The request: Below are the records; locate each line with the word "pale" and copy it.
========================================================================
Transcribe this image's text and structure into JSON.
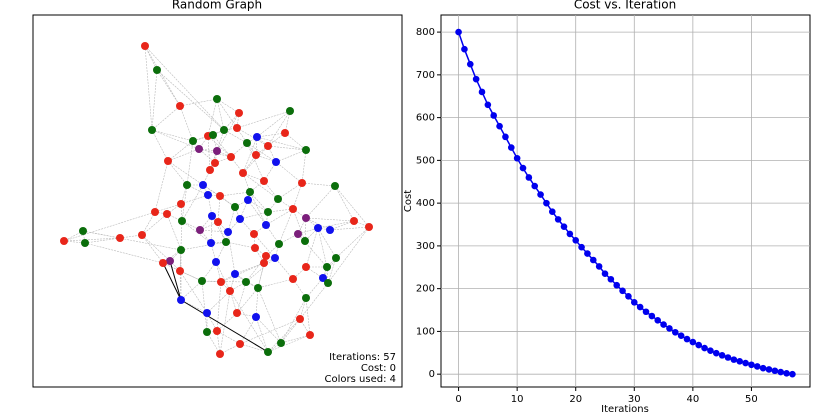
{
  "chart_data": [
    {
      "type": "network",
      "title": "Random Graph",
      "annotations": [
        "Iterations: 57",
        "Cost: 0",
        "Colors used: 4"
      ],
      "colors": [
        "#e8261a",
        "#0b6e0b",
        "#1111ee",
        "#7b1f7b"
      ]
    },
    {
      "type": "line",
      "title": "Cost vs. Iteration",
      "xlabel": "Iterations",
      "ylabel": "Cost",
      "x": [
        0,
        1,
        2,
        3,
        4,
        5,
        6,
        7,
        8,
        9,
        10,
        11,
        12,
        13,
        14,
        15,
        16,
        17,
        18,
        19,
        20,
        21,
        22,
        23,
        24,
        25,
        26,
        27,
        28,
        29,
        30,
        31,
        32,
        33,
        34,
        35,
        36,
        37,
        38,
        39,
        40,
        41,
        42,
        43,
        44,
        45,
        46,
        47,
        48,
        49,
        50,
        51,
        52,
        53,
        54,
        55,
        56,
        57
      ],
      "values": [
        800,
        760,
        725,
        690,
        660,
        630,
        605,
        580,
        555,
        530,
        505,
        482,
        460,
        440,
        420,
        400,
        380,
        362,
        345,
        328,
        313,
        297,
        282,
        267,
        252,
        235,
        222,
        208,
        195,
        182,
        168,
        157,
        146,
        136,
        126,
        116,
        107,
        98,
        90,
        82,
        75,
        68,
        61,
        55,
        49,
        44,
        39,
        34,
        30,
        26,
        22,
        18,
        14,
        11,
        8,
        5,
        2,
        0
      ],
      "color": "#0000ee",
      "xlim": [
        -3,
        60
      ],
      "xticks": [
        0,
        10,
        20,
        30,
        40,
        50
      ],
      "ylim": [
        -30,
        840
      ],
      "yticks": [
        0,
        100,
        200,
        300,
        400,
        500,
        600,
        700,
        800
      ],
      "grid": true
    }
  ]
}
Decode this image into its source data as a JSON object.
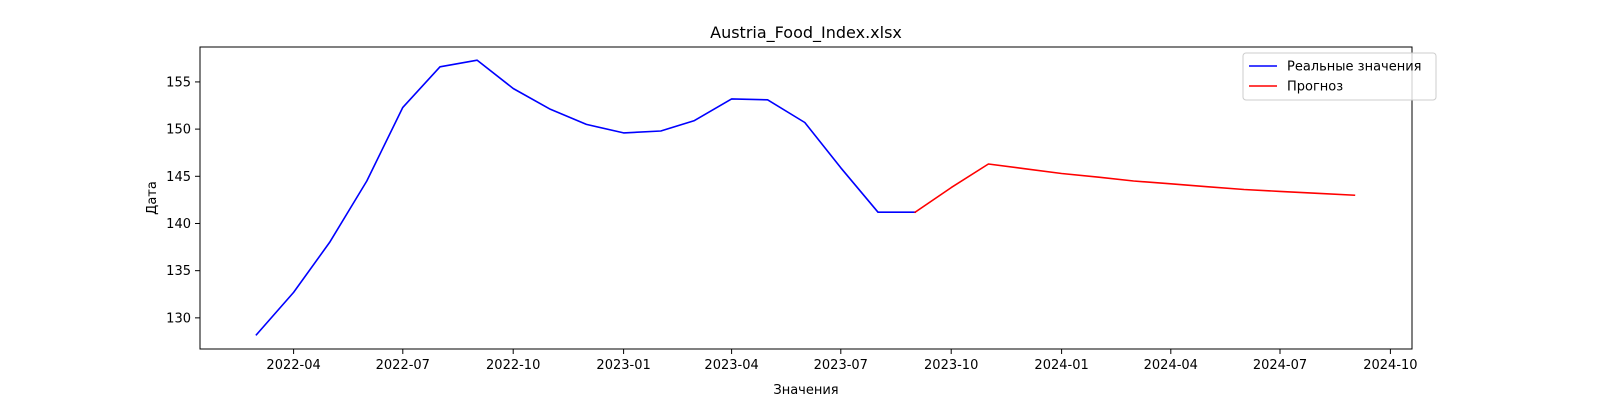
{
  "chart_data": {
    "type": "line",
    "title": "Austria_Food_Index.xlsx",
    "xlabel": "Значения",
    "ylabel": "Дата",
    "x_axis_type": "date",
    "xlim": [
      "2022-01-13",
      "2024-10-19"
    ],
    "ylim": [
      126.7,
      158.7
    ],
    "x_ticks": [
      "2022-04",
      "2022-07",
      "2022-10",
      "2023-01",
      "2023-04",
      "2023-07",
      "2023-10",
      "2024-01",
      "2024-04",
      "2024-07",
      "2024-10"
    ],
    "y_ticks": [
      130,
      135,
      140,
      145,
      150,
      155
    ],
    "grid": false,
    "legend_position": "top-right",
    "series": [
      {
        "name": "Реальные значения",
        "color": "#0000ff",
        "points": [
          {
            "x": "2022-03-01",
            "y": 128.2
          },
          {
            "x": "2022-04-01",
            "y": 132.7
          },
          {
            "x": "2022-05-01",
            "y": 138.0
          },
          {
            "x": "2022-06-01",
            "y": 144.5
          },
          {
            "x": "2022-07-01",
            "y": 152.3
          },
          {
            "x": "2022-08-01",
            "y": 156.6
          },
          {
            "x": "2022-09-01",
            "y": 157.3
          },
          {
            "x": "2022-10-01",
            "y": 154.3
          },
          {
            "x": "2022-11-01",
            "y": 152.1
          },
          {
            "x": "2022-12-01",
            "y": 150.5
          },
          {
            "x": "2023-01-01",
            "y": 149.6
          },
          {
            "x": "2023-02-01",
            "y": 149.8
          },
          {
            "x": "2023-03-01",
            "y": 150.9
          },
          {
            "x": "2023-04-01",
            "y": 153.2
          },
          {
            "x": "2023-05-01",
            "y": 153.1
          },
          {
            "x": "2023-06-01",
            "y": 150.7
          },
          {
            "x": "2023-07-01",
            "y": 145.9
          },
          {
            "x": "2023-08-01",
            "y": 141.2
          },
          {
            "x": "2023-09-01",
            "y": 141.2
          }
        ]
      },
      {
        "name": "Прогноз",
        "color": "#ff0000",
        "points": [
          {
            "x": "2023-09-01",
            "y": 141.2
          },
          {
            "x": "2023-10-01",
            "y": 143.8
          },
          {
            "x": "2023-11-01",
            "y": 146.3
          },
          {
            "x": "2023-12-01",
            "y": 145.8
          },
          {
            "x": "2024-01-01",
            "y": 145.3
          },
          {
            "x": "2024-02-01",
            "y": 144.9
          },
          {
            "x": "2024-03-01",
            "y": 144.5
          },
          {
            "x": "2024-04-01",
            "y": 144.2
          },
          {
            "x": "2024-05-01",
            "y": 143.9
          },
          {
            "x": "2024-06-01",
            "y": 143.6
          },
          {
            "x": "2024-07-01",
            "y": 143.4
          },
          {
            "x": "2024-08-01",
            "y": 143.2
          },
          {
            "x": "2024-09-01",
            "y": 143.0
          }
        ]
      }
    ]
  }
}
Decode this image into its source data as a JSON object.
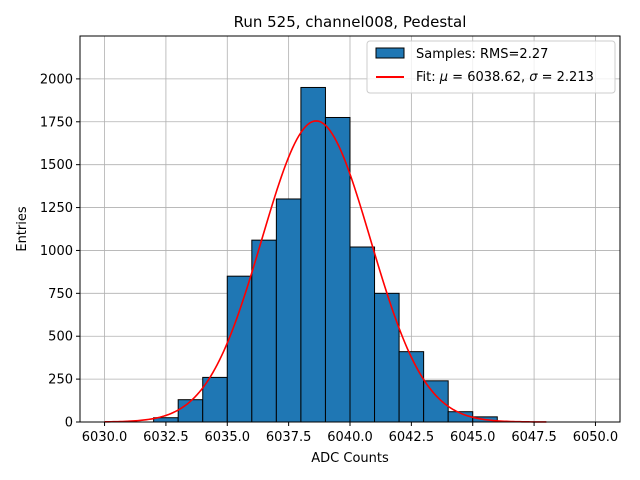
{
  "chart_data": {
    "type": "bar",
    "title": "Run 525, channel008, Pedestal",
    "xlabel": "ADC Counts",
    "ylabel": "Entries",
    "xlim": [
      6029.0,
      6051.0
    ],
    "ylim": [
      0,
      2250
    ],
    "xticks": [
      "6030.0",
      "6032.5",
      "6035.0",
      "6037.5",
      "6040.0",
      "6042.5",
      "6045.0",
      "6047.5",
      "6050.0"
    ],
    "xtick_values": [
      6030.0,
      6032.5,
      6035.0,
      6037.5,
      6040.0,
      6042.5,
      6045.0,
      6047.5,
      6050.0
    ],
    "yticks": [
      "0",
      "250",
      "500",
      "750",
      "1000",
      "1250",
      "1500",
      "1750",
      "2000"
    ],
    "ytick_values": [
      0,
      250,
      500,
      750,
      1000,
      1250,
      1500,
      1750,
      2000
    ],
    "grid": true,
    "legend_position": "top-right",
    "histogram": {
      "name": "Samples: RMS=2.27",
      "color": "#1f77b4",
      "edgecolor": "#000000",
      "bin_edges": [
        6032,
        6033,
        6034,
        6035,
        6036,
        6037,
        6038,
        6039,
        6040,
        6041,
        6042,
        6043,
        6044,
        6045,
        6046
      ],
      "counts": [
        25,
        130,
        260,
        850,
        1060,
        1300,
        1950,
        1775,
        1020,
        750,
        410,
        240,
        60,
        30
      ]
    },
    "fit": {
      "name_prefix": "Fit: ",
      "name_mu": "μ",
      "name_mid": " = 6038.62, ",
      "name_sigma": "σ",
      "name_suffix": " = 2.213",
      "color": "#ff0000",
      "mu": 6038.62,
      "sigma": 2.213,
      "amplitude": 1755,
      "x_range": [
        6030.0,
        6048.0
      ]
    }
  }
}
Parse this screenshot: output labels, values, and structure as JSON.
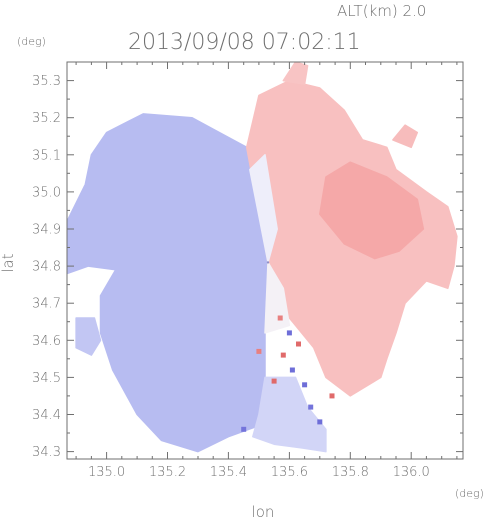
{
  "chart_data": {
    "type": "heatmap",
    "title": "2013/09/08 07:02:11",
    "altitude_label": "ALT(km) 2.0",
    "xlabel": "lon",
    "ylabel": "lat",
    "x_unit": "(deg)",
    "y_unit": "(deg)",
    "xlim": [
      134.87,
      136.17
    ],
    "ylim": [
      34.28,
      35.35
    ],
    "x_ticks": [
      135.0,
      135.2,
      135.4,
      135.6,
      135.8,
      136.0
    ],
    "y_ticks": [
      34.3,
      34.4,
      34.5,
      34.6,
      34.7,
      34.8,
      34.9,
      35.0,
      35.1,
      35.2,
      35.3
    ],
    "grid": false,
    "legend": "none",
    "radar_center": {
      "lon": 135.53,
      "lat": 34.81
    },
    "colors": {
      "approaching_blue": "#a9b0ee",
      "receding_red": "#f5a8a8",
      "near_zero": "#f2f2fa",
      "axes": "#6f6f6f"
    },
    "echo_regions": [
      {
        "name": "blue-west-main",
        "color": "#b7bcf1",
        "points": [
          [
            135.0,
            35.16
          ],
          [
            135.12,
            35.21
          ],
          [
            135.28,
            35.2
          ],
          [
            135.46,
            35.12
          ],
          [
            135.53,
            34.81
          ],
          [
            135.52,
            34.7
          ],
          [
            135.52,
            34.5
          ],
          [
            135.5,
            34.37
          ],
          [
            135.4,
            34.34
          ],
          [
            135.3,
            34.3
          ],
          [
            135.18,
            34.33
          ],
          [
            135.1,
            34.4
          ],
          [
            135.02,
            34.52
          ],
          [
            134.98,
            34.62
          ],
          [
            134.98,
            34.72
          ],
          [
            135.03,
            34.79
          ],
          [
            134.94,
            34.8
          ],
          [
            134.87,
            34.78
          ],
          [
            134.87,
            34.92
          ],
          [
            134.93,
            35.02
          ],
          [
            134.95,
            35.1
          ]
        ]
      },
      {
        "name": "blue-south-pale",
        "color": "#d2d5f7",
        "points": [
          [
            135.52,
            34.5
          ],
          [
            135.62,
            34.5
          ],
          [
            135.66,
            34.42
          ],
          [
            135.72,
            34.36
          ],
          [
            135.72,
            34.3
          ],
          [
            135.64,
            34.31
          ],
          [
            135.55,
            34.32
          ],
          [
            135.48,
            34.34
          ],
          [
            135.5,
            34.4
          ]
        ]
      },
      {
        "name": "blue-sw-fragment",
        "color": "#c2c6f3",
        "points": [
          [
            134.9,
            34.66
          ],
          [
            134.96,
            34.66
          ],
          [
            134.98,
            34.6
          ],
          [
            134.95,
            34.56
          ],
          [
            134.9,
            34.58
          ]
        ]
      },
      {
        "name": "red-east-main",
        "color": "#f8c0c0",
        "points": [
          [
            135.46,
            35.12
          ],
          [
            135.5,
            35.26
          ],
          [
            135.6,
            35.3
          ],
          [
            135.7,
            35.28
          ],
          [
            135.78,
            35.22
          ],
          [
            135.84,
            35.14
          ],
          [
            135.92,
            35.12
          ],
          [
            135.95,
            35.06
          ],
          [
            136.05,
            35.0
          ],
          [
            136.12,
            34.96
          ],
          [
            136.15,
            34.88
          ],
          [
            136.14,
            34.8
          ],
          [
            136.12,
            34.74
          ],
          [
            136.05,
            34.76
          ],
          [
            135.98,
            34.7
          ],
          [
            135.95,
            34.62
          ],
          [
            135.92,
            34.55
          ],
          [
            135.9,
            34.5
          ],
          [
            135.8,
            34.45
          ],
          [
            135.72,
            34.5
          ],
          [
            135.68,
            34.58
          ],
          [
            135.62,
            34.64
          ],
          [
            135.56,
            34.7
          ],
          [
            135.53,
            34.81
          ]
        ]
      },
      {
        "name": "red-east-core",
        "color": "#f5a8a8",
        "points": [
          [
            135.72,
            35.04
          ],
          [
            135.8,
            35.08
          ],
          [
            135.92,
            35.04
          ],
          [
            136.02,
            34.98
          ],
          [
            136.04,
            34.9
          ],
          [
            135.96,
            34.84
          ],
          [
            135.88,
            34.82
          ],
          [
            135.78,
            34.86
          ],
          [
            135.7,
            34.94
          ]
        ]
      },
      {
        "name": "red-north-fragment",
        "color": "#f8c4c4",
        "points": [
          [
            135.58,
            35.3
          ],
          [
            135.62,
            35.35
          ],
          [
            135.66,
            35.34
          ],
          [
            135.65,
            35.29
          ]
        ]
      },
      {
        "name": "red-ne-fragment",
        "color": "#f7bcbc",
        "points": [
          [
            135.94,
            35.14
          ],
          [
            135.98,
            35.18
          ],
          [
            136.02,
            35.16
          ],
          [
            136.0,
            35.12
          ]
        ]
      },
      {
        "name": "transition-pale-band",
        "color": "#eeeefa",
        "points": [
          [
            135.53,
            34.81
          ],
          [
            135.47,
            35.06
          ],
          [
            135.52,
            35.1
          ],
          [
            135.56,
            34.9
          ]
        ]
      },
      {
        "name": "transition-south-band",
        "color": "#f4f1f6",
        "points": [
          [
            135.53,
            34.81
          ],
          [
            135.52,
            34.62
          ],
          [
            135.6,
            34.64
          ],
          [
            135.58,
            34.74
          ]
        ]
      }
    ],
    "speckle_cells": [
      {
        "lon": 135.6,
        "lat": 34.62,
        "color": "#6e6ed8"
      },
      {
        "lon": 135.63,
        "lat": 34.59,
        "color": "#e06a6a"
      },
      {
        "lon": 135.58,
        "lat": 34.56,
        "color": "#e06a6a"
      },
      {
        "lon": 135.61,
        "lat": 34.52,
        "color": "#6e6ed8"
      },
      {
        "lon": 135.55,
        "lat": 34.49,
        "color": "#e06a6a"
      },
      {
        "lon": 135.65,
        "lat": 34.48,
        "color": "#6e6ed8"
      },
      {
        "lon": 135.5,
        "lat": 34.57,
        "color": "#e88080"
      },
      {
        "lon": 135.67,
        "lat": 34.42,
        "color": "#7474db"
      },
      {
        "lon": 135.7,
        "lat": 34.38,
        "color": "#6e6ed8"
      },
      {
        "lon": 135.45,
        "lat": 34.36,
        "color": "#7474db"
      },
      {
        "lon": 135.57,
        "lat": 34.66,
        "color": "#e88080"
      },
      {
        "lon": 135.74,
        "lat": 34.45,
        "color": "#e06a6a"
      }
    ]
  }
}
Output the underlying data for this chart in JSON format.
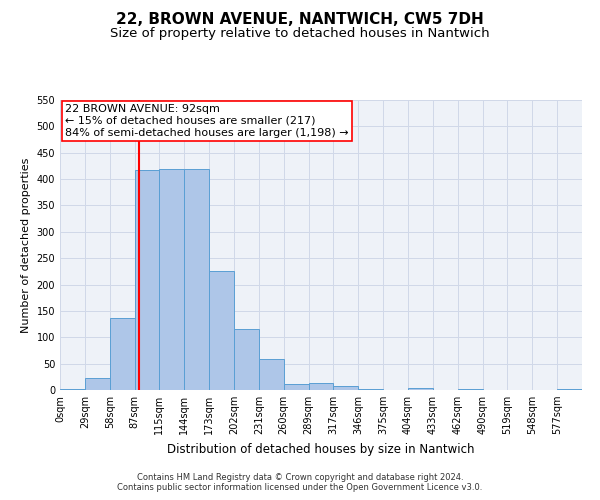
========================================================================
Output:
        "name": "blue-south-pale",
        "name": "transition-pale-band",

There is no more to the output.